* **Exercise goal**: Convert all the data below into a Markdown table with two columns, Row and Line, giving each non-blank line its own numbered row. Leave the pictures out.

Element location listings:
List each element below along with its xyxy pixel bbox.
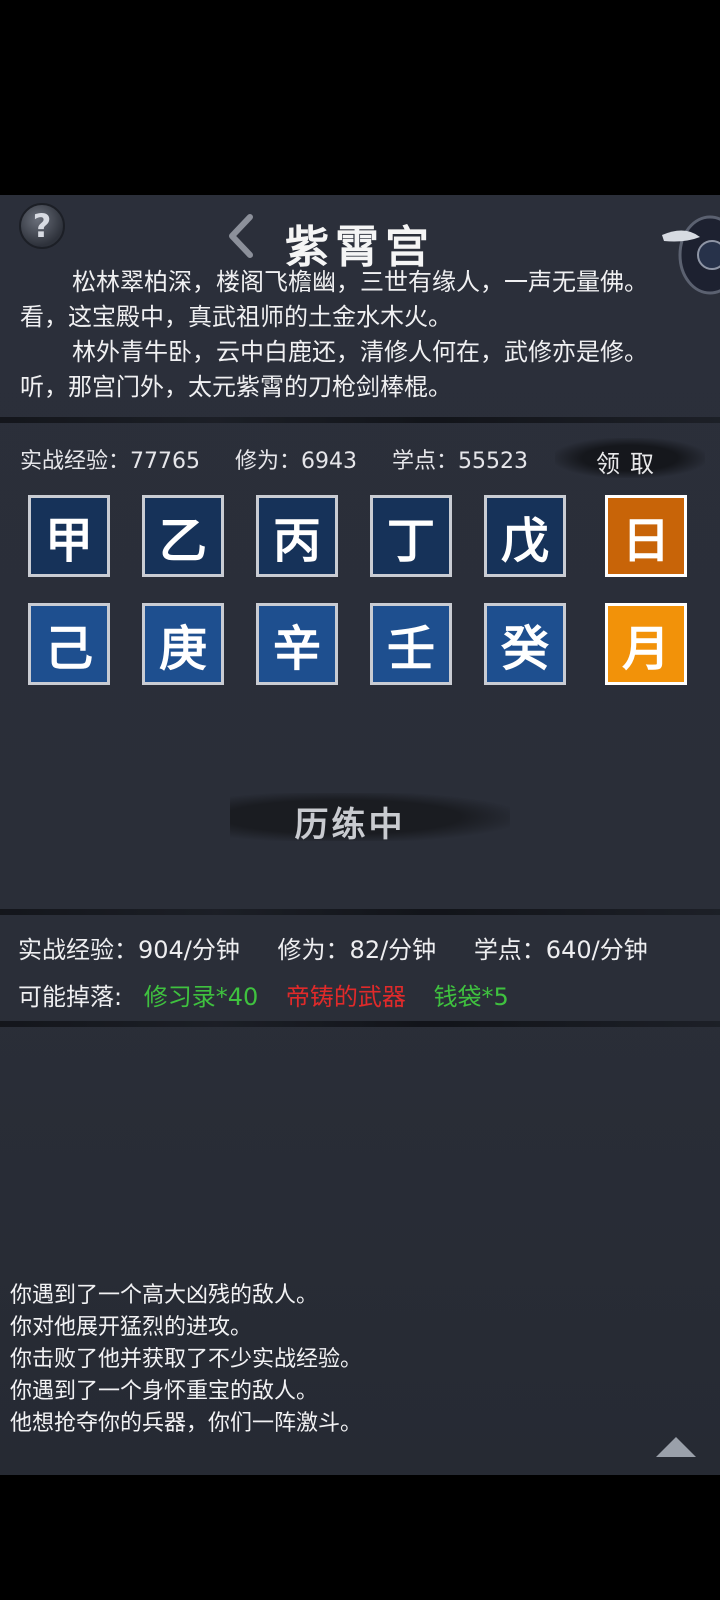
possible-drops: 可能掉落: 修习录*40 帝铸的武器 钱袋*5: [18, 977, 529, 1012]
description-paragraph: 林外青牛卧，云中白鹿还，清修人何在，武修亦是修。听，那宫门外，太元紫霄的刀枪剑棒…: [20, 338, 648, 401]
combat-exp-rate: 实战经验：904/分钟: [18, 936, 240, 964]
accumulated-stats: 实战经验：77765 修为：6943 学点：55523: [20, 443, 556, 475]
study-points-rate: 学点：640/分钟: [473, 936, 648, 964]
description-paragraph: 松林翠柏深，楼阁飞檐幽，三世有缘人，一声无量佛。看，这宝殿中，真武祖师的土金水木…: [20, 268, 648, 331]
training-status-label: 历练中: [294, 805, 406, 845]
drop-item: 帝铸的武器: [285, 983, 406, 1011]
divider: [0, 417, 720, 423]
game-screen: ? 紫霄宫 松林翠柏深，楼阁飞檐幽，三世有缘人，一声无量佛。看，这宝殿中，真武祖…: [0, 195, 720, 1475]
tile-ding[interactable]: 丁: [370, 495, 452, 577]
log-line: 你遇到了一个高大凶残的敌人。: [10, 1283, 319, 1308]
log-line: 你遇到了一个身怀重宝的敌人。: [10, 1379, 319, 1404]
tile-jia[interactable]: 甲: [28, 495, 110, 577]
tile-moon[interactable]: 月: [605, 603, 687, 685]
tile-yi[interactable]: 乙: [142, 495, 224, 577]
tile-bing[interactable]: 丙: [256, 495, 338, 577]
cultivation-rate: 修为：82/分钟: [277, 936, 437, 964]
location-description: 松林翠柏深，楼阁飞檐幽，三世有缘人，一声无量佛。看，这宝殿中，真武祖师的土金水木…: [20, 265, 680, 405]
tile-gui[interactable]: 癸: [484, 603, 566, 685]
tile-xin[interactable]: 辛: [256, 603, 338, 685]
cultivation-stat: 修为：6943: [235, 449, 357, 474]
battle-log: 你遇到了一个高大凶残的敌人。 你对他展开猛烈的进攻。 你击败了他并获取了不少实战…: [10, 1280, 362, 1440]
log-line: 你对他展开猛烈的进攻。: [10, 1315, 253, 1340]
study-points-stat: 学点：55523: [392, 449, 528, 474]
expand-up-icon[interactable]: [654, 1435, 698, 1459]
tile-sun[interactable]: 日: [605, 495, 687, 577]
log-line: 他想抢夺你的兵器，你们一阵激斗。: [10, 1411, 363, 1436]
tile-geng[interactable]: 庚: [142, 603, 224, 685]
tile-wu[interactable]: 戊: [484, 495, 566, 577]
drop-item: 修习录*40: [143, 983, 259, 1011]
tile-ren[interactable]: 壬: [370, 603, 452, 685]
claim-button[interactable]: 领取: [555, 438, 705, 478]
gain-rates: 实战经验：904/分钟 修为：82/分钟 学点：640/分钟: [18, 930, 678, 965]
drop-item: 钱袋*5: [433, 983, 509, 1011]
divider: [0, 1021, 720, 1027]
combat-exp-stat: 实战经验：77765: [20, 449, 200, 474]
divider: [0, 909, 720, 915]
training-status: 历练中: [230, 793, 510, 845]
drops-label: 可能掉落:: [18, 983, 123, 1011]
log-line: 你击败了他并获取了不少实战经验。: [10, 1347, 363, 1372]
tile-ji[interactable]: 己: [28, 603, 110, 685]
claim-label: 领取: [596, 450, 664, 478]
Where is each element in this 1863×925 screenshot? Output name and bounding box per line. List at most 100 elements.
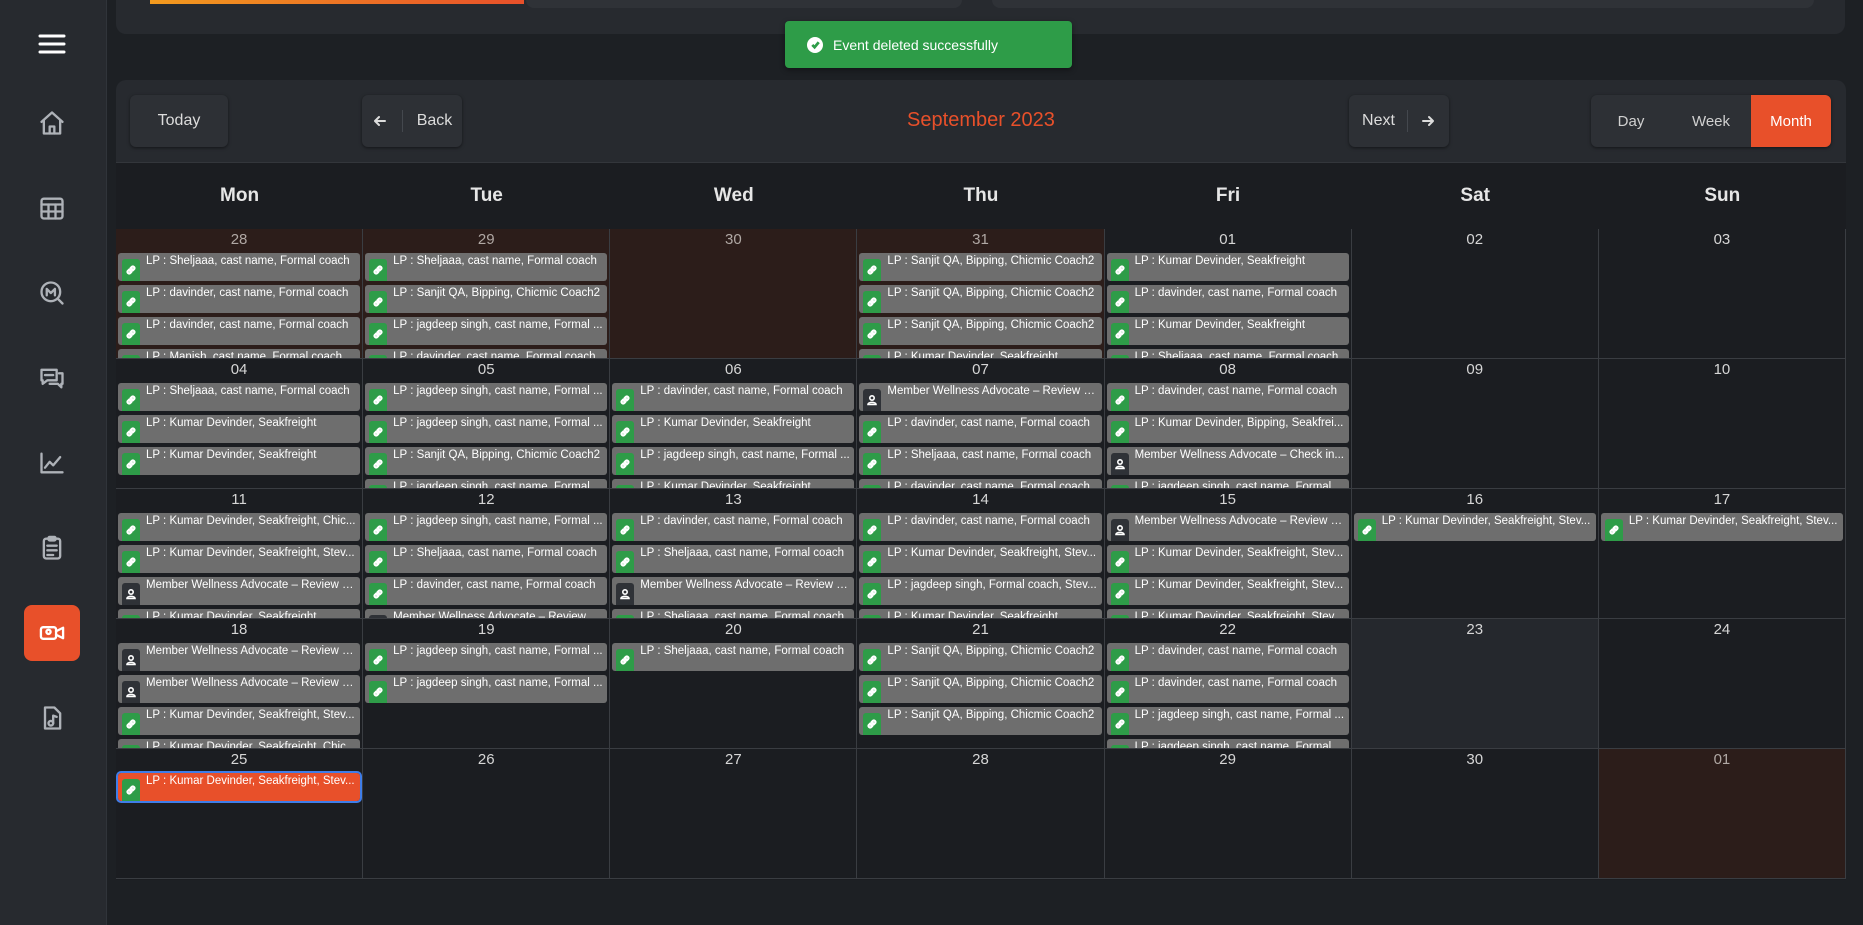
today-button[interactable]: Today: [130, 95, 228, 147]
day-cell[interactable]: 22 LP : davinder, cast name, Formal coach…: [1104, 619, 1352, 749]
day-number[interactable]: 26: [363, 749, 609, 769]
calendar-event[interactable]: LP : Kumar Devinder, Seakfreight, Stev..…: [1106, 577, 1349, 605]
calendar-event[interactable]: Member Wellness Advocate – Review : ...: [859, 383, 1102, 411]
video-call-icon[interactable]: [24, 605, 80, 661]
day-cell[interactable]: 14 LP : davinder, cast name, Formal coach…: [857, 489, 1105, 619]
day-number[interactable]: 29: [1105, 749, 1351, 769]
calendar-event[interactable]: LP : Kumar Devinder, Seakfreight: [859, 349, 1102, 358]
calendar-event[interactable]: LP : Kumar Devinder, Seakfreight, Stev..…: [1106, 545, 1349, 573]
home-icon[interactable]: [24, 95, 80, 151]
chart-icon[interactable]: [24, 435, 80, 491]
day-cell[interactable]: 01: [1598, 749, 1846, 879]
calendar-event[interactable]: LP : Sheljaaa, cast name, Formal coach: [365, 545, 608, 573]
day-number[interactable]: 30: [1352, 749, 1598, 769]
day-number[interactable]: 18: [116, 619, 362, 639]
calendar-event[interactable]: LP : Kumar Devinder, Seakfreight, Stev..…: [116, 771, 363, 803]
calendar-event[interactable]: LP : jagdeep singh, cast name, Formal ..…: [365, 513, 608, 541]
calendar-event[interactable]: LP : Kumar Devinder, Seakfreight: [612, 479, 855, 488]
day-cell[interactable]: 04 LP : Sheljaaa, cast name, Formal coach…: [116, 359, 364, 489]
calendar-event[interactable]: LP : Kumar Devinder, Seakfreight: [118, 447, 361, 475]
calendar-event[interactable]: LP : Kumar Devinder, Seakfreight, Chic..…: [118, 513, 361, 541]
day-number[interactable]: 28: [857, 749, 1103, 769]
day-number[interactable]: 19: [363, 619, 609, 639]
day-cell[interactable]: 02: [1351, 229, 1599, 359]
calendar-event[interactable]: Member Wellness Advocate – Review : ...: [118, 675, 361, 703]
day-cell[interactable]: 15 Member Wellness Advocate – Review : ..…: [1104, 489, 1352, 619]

* **Final result**:
| Row | Line |
|---|---|
| 1 | List each element below along with its xyxy pixel bbox. |
| 2 | possible-drops: 可能掉落: 修习录*40 帝铸的武器 钱袋*5: [18, 977, 529, 1012] |
| 3 | description-paragraph: 林外青牛卧，云中白鹿还，清修人何在，武修亦是修。听，那宫门外，太元紫霄的刀枪剑棒…: [20, 338, 648, 401] |
| 4 | combat-exp-rate: 实战经验：904/分钟: [18, 936, 240, 964] |
| 5 | accumulated-stats: 实战经验：77765 修为：6943 学点：55523: [20, 443, 556, 475] |
| 6 | study-points-rate: 学点：640/分钟: [473, 936, 648, 964] |
| 7 | description-paragraph: 松林翠柏深，楼阁飞檐幽，三世有缘人，一声无量佛。看，这宝殿中，真武祖师的土金水木…: [20, 268, 648, 331] |
| 8 | training-status-label: 历练中: [294, 805, 406, 845] |
| 9 | drop-item: 帝铸的武器: [285, 983, 406, 1011] |
| 10 | divider: [0, 417, 720, 423] |
| 11 | game-screen: ? 紫霄宫 松林翠柏深，楼阁飞檐幽，三世有缘人，一声无量佛。看，这宝殿中，真武祖…: [0, 195, 720, 1475] |
| 12 | tile-ding[interactable]: 丁: [370, 495, 452, 577] |
| 13 | log-line: 你遇到了一个高大凶残的敌人。: [10, 1283, 319, 1308] |
| 14 | log-line: 你遇到了一个身怀重宝的敌人。: [10, 1379, 319, 1404] |
| 15 | tile-jia[interactable]: 甲: [28, 495, 110, 577] |
| 16 | tile-moon[interactable]: 月: [605, 603, 687, 685] |
| 17 | tile-yi[interactable]: 乙: [142, 495, 224, 577] |
| 18 | tile-bing[interactable]: 丙: [256, 495, 338, 577] |
| 19 | cultivation-rate: 修为：82/分钟: [277, 936, 437, 964] |
| 20 | location-description: 松林翠柏深，楼阁飞檐幽，三世有缘人，一声无量佛。看，这宝殿中，真武祖师的土金水木…: [20, 265, 680, 405] |
| 21 | tile-gui[interactable]: 癸: [484, 603, 566, 685] |
| 22 | tile-xin[interactable]: 辛: [256, 603, 338, 685] |
| 23 | cultivation-stat: 修为：6943: [235, 449, 357, 474] |
| 24 | battle-log: 你遇到了一个高大凶残的敌人。 你对他展开猛烈的进攻。 你击败了他并获取了不少实战…: [10, 1280, 362, 1440] |
| 25 | log-line: 你对他展开猛烈的进攻。: [10, 1315, 253, 1340] |
| 26 | study-points-stat: 学点：55523: [392, 449, 528, 474] |
| 27 | expand-up-icon[interactable]: [654, 1435, 698, 1459] |
| 28 | tile-sun[interactable]: 日: [605, 495, 687, 577] |
| 29 | log-line: 他想抢夺你的兵器，你们一阵激斗。: [10, 1411, 363, 1436] |
| 30 | tile-geng[interactable]: 庚: [142, 603, 224, 685] |
| 31 | tile-wu[interactable]: 戊: [484, 495, 566, 577] |
| 32 | drop-item: 修习录*40: [143, 983, 259, 1011] |
| 33 | tile-ren[interactable]: 壬: [370, 603, 452, 685] |
| 34 | claim-button[interactable]: 领取: [555, 438, 705, 478] |
| 35 | gain-rates: 实战经验：904/分钟 修为：82/分钟 学点：640/分钟: [18, 930, 678, 965] |
| 36 | drop-item: 钱袋*5: [433, 983, 509, 1011] |
| 37 | divider: [0, 1021, 720, 1027] |
| 38 | combat-exp-stat: 实战经验：77765: [20, 449, 200, 474] |
| 39 | divider: [0, 909, 720, 915] |
| 40 | training-status: 历练中: [230, 793, 510, 845] |
| 41 | drops-label: 可能掉落:: [18, 983, 123, 1011] |
| 42 | log-line: 你击败了他并获取了不少实战经验。: [10, 1347, 363, 1372] |
| 43 | tile-ji[interactable]: 己: [28, 603, 110, 685] |
| 44 | claim-label: 领取: [596, 450, 664, 478] |
| 45 | Where is each element in this 1863×925 screenshot? Output name and bounding box per line. List at most 100 elements. |
| 46 | today-button[interactable]: Today: [130, 95, 228, 147] |
| 47 | day-cell[interactable]: 22 LP : davinder, cast name, Formal coach…: [1104, 619, 1352, 749] |
| 48 | day-number[interactable]: 26: [363, 749, 609, 769] |
| 49 | calendar-event[interactable]: LP : Kumar Devinder, Seakfreight, Stev..…: [1106, 577, 1349, 605] |
| 50 | calendar-event[interactable]: Member Wellness Advocate – Review : ...: [859, 383, 1102, 411] |
| 51 | video-call-icon[interactable]: [24, 605, 80, 661] |
| 52 | day-cell[interactable]: 14 LP : davinder, cast name, Formal coach…: [857, 489, 1105, 619] |
| 53 | day-number[interactable]: 29: [1105, 749, 1351, 769] |
| 54 | calendar-event[interactable]: LP : Kumar Devinder, Seakfreight: [859, 349, 1102, 358] |
| 55 | calendar-event[interactable]: LP : Kumar Devinder, Seakfreight, Stev..…: [1106, 545, 1349, 573] |
| 56 | home-icon[interactable]: [24, 95, 80, 151] |
| 57 | chart-icon[interactable]: [24, 435, 80, 491] |
| 58 | day-cell[interactable]: 01: [1598, 749, 1846, 879] |
| 59 | calendar-event[interactable]: LP : Sheljaaa, cast name, Formal coach: [365, 545, 608, 573] |
| 60 | day-number[interactable]: 30: [1352, 749, 1598, 769] |
| 61 | day-number[interactable]: 18: [116, 619, 362, 639] |
| 62 | calendar-event[interactable]: LP : Kumar Devinder, Seakfreight, Stev..…: [116, 771, 363, 803] |
| 63 | calendar-event[interactable]: LP : jagdeep singh, cast name, Formal ..…: [365, 513, 608, 541] |
| 64 | calendar-event[interactable]: LP : Kumar Devinder, Seakfreight: [612, 479, 855, 488] |
| 65 | day-cell[interactable]: 04 LP : Sheljaaa, cast name, Formal coach…: [116, 359, 364, 489] |
| 66 | calendar-event[interactable]: LP : Kumar Devinder, Seakfreight: [118, 447, 361, 475] |
| 67 | calendar-event[interactable]: LP : Kumar Devinder, Seakfreight, Chic..…: [118, 513, 361, 541] |
| 68 | day-number[interactable]: 28: [857, 749, 1103, 769] |
| 69 | day-number[interactable]: 19: [363, 619, 609, 639] |
| 70 | day-cell[interactable]: 02: [1351, 229, 1599, 359] |
| 71 | calendar-event[interactable]: Member Wellness Advocate – Review : ...: [118, 675, 361, 703] |
| 72 | day-cell[interactable]: 15 Member Wellness Advocate – Review : ..…: [1104, 489, 1352, 619] |